What is expected >> Each entry has to be copied exactly, with nothing missed.

┌─ Listed entries

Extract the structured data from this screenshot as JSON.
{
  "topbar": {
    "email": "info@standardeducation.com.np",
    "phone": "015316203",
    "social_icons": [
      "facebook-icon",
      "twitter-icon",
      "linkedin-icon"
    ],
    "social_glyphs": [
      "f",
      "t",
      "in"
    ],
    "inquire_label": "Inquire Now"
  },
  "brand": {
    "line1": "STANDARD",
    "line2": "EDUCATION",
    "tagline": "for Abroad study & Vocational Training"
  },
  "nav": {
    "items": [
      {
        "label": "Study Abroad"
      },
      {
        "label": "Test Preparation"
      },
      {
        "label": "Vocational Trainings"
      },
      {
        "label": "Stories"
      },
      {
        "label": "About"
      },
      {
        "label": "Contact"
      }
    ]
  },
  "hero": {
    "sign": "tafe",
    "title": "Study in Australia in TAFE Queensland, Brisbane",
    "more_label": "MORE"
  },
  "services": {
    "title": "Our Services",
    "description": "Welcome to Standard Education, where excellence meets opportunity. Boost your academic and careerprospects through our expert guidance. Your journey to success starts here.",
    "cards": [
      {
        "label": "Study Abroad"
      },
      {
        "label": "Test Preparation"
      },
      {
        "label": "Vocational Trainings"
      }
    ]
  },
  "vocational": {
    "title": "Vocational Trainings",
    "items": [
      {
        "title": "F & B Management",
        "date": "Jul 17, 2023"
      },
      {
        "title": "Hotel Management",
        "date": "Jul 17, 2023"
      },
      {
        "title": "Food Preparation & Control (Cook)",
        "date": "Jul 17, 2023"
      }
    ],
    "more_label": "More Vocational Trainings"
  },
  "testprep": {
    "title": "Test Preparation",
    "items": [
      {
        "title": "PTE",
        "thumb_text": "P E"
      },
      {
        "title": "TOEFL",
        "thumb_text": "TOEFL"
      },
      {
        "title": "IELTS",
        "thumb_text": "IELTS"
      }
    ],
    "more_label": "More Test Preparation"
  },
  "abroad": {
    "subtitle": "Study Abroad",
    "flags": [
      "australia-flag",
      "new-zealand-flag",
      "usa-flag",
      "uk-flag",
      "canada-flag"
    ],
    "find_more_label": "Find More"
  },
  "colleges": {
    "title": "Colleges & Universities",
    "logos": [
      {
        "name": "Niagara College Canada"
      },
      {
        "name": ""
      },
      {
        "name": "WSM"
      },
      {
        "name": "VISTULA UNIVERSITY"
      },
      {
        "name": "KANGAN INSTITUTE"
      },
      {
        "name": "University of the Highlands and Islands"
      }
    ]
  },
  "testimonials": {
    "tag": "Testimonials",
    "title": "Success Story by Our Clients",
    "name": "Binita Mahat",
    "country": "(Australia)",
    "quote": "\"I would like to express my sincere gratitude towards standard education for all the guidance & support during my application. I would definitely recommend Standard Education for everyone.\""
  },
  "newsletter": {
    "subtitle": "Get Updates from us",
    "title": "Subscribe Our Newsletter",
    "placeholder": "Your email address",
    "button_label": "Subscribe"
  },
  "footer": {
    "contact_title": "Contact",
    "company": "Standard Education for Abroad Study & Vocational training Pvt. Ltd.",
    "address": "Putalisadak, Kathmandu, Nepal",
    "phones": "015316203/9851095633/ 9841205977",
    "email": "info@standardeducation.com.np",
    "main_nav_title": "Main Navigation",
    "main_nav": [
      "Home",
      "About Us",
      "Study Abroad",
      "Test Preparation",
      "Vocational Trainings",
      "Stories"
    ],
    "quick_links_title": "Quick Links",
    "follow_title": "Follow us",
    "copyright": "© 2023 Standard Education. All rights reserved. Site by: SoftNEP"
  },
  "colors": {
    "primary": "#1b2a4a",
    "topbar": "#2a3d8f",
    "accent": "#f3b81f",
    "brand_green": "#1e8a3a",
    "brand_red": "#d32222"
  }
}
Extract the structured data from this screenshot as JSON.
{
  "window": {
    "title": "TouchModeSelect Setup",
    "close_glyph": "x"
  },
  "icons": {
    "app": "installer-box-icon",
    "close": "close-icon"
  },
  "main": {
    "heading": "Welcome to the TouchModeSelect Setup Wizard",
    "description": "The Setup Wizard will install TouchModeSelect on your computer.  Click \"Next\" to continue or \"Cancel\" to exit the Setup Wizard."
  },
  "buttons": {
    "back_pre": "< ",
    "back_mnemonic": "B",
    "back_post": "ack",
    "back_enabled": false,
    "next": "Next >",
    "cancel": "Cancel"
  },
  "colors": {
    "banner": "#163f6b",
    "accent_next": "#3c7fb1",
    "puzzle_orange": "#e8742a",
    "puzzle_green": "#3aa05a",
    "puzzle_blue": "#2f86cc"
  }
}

└─

Expected answer >>
Extract the structured data from this screenshot as JSON.
{
  "topbar": {
    "email": "info@standardeducation.com.np",
    "phone": "015316203",
    "social_icons": [
      "facebook-icon",
      "twitter-icon",
      "linkedin-icon"
    ],
    "social_glyphs": [
      "f",
      "t",
      "in"
    ],
    "inquire_label": "Inquire Now"
  },
  "brand": {
    "line1": "STANDARD",
    "line2": "EDUCATION",
    "tagline": "for Abroad study & Vocational Training"
  },
  "nav": {
    "items": [
      {
        "label": "Study Abroad"
      },
      {
        "label": "Test Preparation"
      },
      {
        "label": "Vocational Trainings"
      },
      {
        "label": "Stories"
      },
      {
        "label": "About"
      },
      {
        "label": "Contact"
      }
    ]
  },
  "hero": {
    "sign": "tafe",
    "title": "Study in Australia in TAFE Queensland, Brisbane",
    "more_label": "MORE"
  },
  "services": {
    "title": "Our Services",
    "description": "Welcome to Standard Education, where excellence meets opportunity. Boost your academic and careerprospects through our expert guidance. Your journey to success starts here.",
    "cards": [
      {
        "label": "Study Abroad"
      },
      {
        "label": "Test Preparation"
      },
      {
        "label": "Vocational Trainings"
      }
    ]
  },
  "vocational": {
    "title": "Vocational Trainings",
    "items": [
      {
        "title": "F & B Management",
        "date": "Jul 17, 2023"
      },
      {
        "title": "Hotel Management",
        "date": "Jul 17, 2023"
      },
      {
        "title": "Food Preparation & Control (Cook)",
        "date": "Jul 17, 2023"
      }
    ],
    "more_label": "More Vocational Trainings"
  },
  "testprep": {
    "title": "Test Preparation",
    "items": [
      {
        "title": "PTE",
        "thumb_text": "P E"
      },
      {
        "title": "TOEFL",
        "thumb_text": "TOEFL"
      },
      {
        "title": "IELTS",
        "thumb_text": "IELTS"
      }
    ],
    "more_label": "More Test Preparation"
  },
  "abroad": {
    "subtitle": "Study Abroad",
    "flags": [
      "australia-flag",
      "new-zealand-flag",
      "usa-flag",
      "uk-flag",
      "canada-flag"
    ],
    "find_more_label": "Find More"
  },
  "colleges": {
    "title": "Colleges & Universities",
    "logos": [
      {
        "name": "Niagara College Canada"
      },
      {
        "name": ""
      },
      {
        "name": "WSM"
      },
      {
        "name": "VISTULA UNIVERSITY"
      },
      {
        "name": "KANGAN INSTITUTE"
      },
      {
        "name": "University of the Highlands and Islands"
      }
    ]
  },
  "testimonials": {
    "tag": "Testimonials",
    "title": "Success Story by Our Clients",
    "name": "Binita Mahat",
    "country": "(Australia)",
    "quote": "\"I would like to express my sincere gratitude towards standard education for all the guidance & support during my application. I would definitely recommend Standard Education for everyone.\""
  },
  "newsletter": {
    "subtitle": "Get Updates from us",
    "title": "Subscribe Our Newsletter",
    "placeholder": "Your email address",
    "button_label": "Subscribe"
  },
  "footer": {
    "contact_title": "Contact",
    "company": "Standard Education for Abroad Study & Vocational training Pvt. Ltd.",
    "address": "Putalisadak, Kathmandu, Nepal",
    "phones": "015316203/9851095633/ 9841205977",
    "email": "info@standardeducation.com.np",
    "main_nav_title": "Main Navigation",
    "main_nav": [
      "Home",
      "About Us",
      "Study Abroad",
      "Test Preparation",
      "Vocational Trainings",
      "Stories"
    ],
    "quick_links_title": "Quick Links",
    "follow_title": "Follow us",
    "copyright": "© 2023 Standard Education. All rights reserved. Site by: SoftNEP"
  },
  "colors": {
    "primary": "#1b2a4a",
    "topbar": "#2a3d8f",
    "accent": "#f3b81f",
    "brand_green": "#1e8a3a",
    "brand_red": "#d32222"
  }
}
Extract the structured data from this screenshot as JSON.
{
  "window": {
    "title": "TouchModeSelect Setup",
    "close_glyph": "x"
  },
  "icons": {
    "app": "installer-box-icon",
    "close": "close-icon"
  },
  "main": {
    "heading": "Welcome to the TouchModeSelect Setup Wizard",
    "description": "The Setup Wizard will install TouchModeSelect on your computer.  Click \"Next\" to continue or \"Cancel\" to exit the Setup Wizard."
  },
  "buttons": {
    "back_pre": "< ",
    "back_mnemonic": "B",
    "back_post": "ack",
    "back_enabled": false,
    "next": "Next >",
    "cancel": "Cancel"
  },
  "colors": {
    "banner": "#163f6b",
    "accent_next": "#3c7fb1",
    "puzzle_orange": "#e8742a",
    "puzzle_green": "#3aa05a",
    "puzzle_blue": "#2f86cc"
  }
}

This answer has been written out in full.